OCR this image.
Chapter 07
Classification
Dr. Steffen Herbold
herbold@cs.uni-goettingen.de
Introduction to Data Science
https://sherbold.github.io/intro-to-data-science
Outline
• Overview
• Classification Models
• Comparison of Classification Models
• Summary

--

Job: Exactly reproduce all of the entries above.

Answer:
OCR this image.
Chapter 07
Classification
Dr. Steffen Herbold
herbold@cs.uni-goettingen.de
Introduction to Data Science
https://sherbold.github.io/intro-to-data-science
Outline
• Overview
• Classification Models
• Comparison of Classification Models
• Summary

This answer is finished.